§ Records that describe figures
━━━━━━━━

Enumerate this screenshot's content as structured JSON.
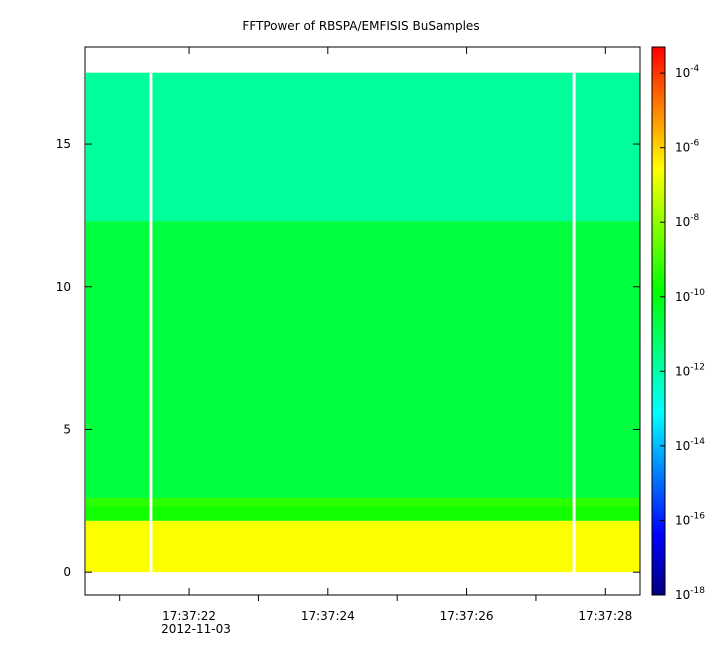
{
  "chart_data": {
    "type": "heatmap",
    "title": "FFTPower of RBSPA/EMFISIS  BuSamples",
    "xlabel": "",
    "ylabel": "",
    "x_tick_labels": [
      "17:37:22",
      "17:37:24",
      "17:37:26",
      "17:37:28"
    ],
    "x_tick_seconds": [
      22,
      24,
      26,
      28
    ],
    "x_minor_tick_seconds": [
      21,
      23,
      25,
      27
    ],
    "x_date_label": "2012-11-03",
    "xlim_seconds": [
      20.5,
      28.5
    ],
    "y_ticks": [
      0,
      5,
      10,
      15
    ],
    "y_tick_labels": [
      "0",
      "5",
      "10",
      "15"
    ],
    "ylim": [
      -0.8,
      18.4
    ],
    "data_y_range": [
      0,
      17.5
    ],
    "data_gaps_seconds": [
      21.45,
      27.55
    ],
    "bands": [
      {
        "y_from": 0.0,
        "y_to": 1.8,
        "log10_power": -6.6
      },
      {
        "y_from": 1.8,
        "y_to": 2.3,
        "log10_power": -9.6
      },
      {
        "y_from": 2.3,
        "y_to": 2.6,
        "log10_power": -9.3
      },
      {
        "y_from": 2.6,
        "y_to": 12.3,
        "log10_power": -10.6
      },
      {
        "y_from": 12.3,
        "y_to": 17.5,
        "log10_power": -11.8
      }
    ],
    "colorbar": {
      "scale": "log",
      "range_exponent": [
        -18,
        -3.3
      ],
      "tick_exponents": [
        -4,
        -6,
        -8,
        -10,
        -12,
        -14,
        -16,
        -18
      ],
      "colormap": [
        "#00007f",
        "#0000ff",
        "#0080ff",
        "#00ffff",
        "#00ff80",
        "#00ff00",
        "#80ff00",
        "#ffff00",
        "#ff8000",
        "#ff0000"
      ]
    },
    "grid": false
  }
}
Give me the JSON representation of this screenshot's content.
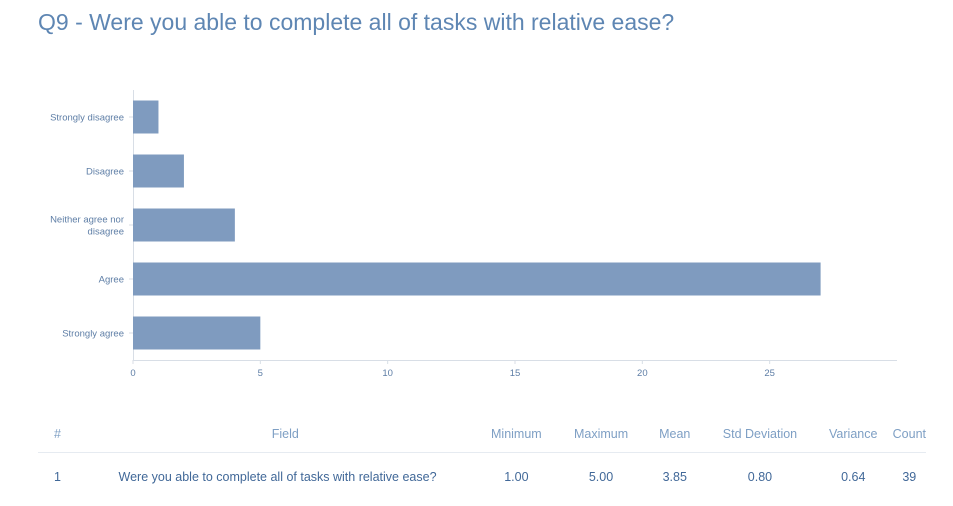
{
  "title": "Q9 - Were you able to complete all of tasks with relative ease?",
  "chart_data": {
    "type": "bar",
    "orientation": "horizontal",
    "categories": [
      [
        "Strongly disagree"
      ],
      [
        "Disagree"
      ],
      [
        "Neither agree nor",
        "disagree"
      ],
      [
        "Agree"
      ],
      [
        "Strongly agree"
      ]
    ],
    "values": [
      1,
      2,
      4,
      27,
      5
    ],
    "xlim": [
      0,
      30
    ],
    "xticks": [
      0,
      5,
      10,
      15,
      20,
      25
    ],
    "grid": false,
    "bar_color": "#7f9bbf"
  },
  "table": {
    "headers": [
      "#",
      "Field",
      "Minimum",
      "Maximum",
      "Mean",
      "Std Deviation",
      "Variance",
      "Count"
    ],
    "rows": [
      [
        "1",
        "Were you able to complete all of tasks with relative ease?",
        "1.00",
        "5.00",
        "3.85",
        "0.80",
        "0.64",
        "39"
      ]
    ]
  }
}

━━━━━━━━

§ Instruction
In the entries above, identify each line that includes the string "screenshot", then copy it.

§ Problem solution
Enumerate this screenshot's content as structured JSON.
Give me the JSON representation of this screenshot's content.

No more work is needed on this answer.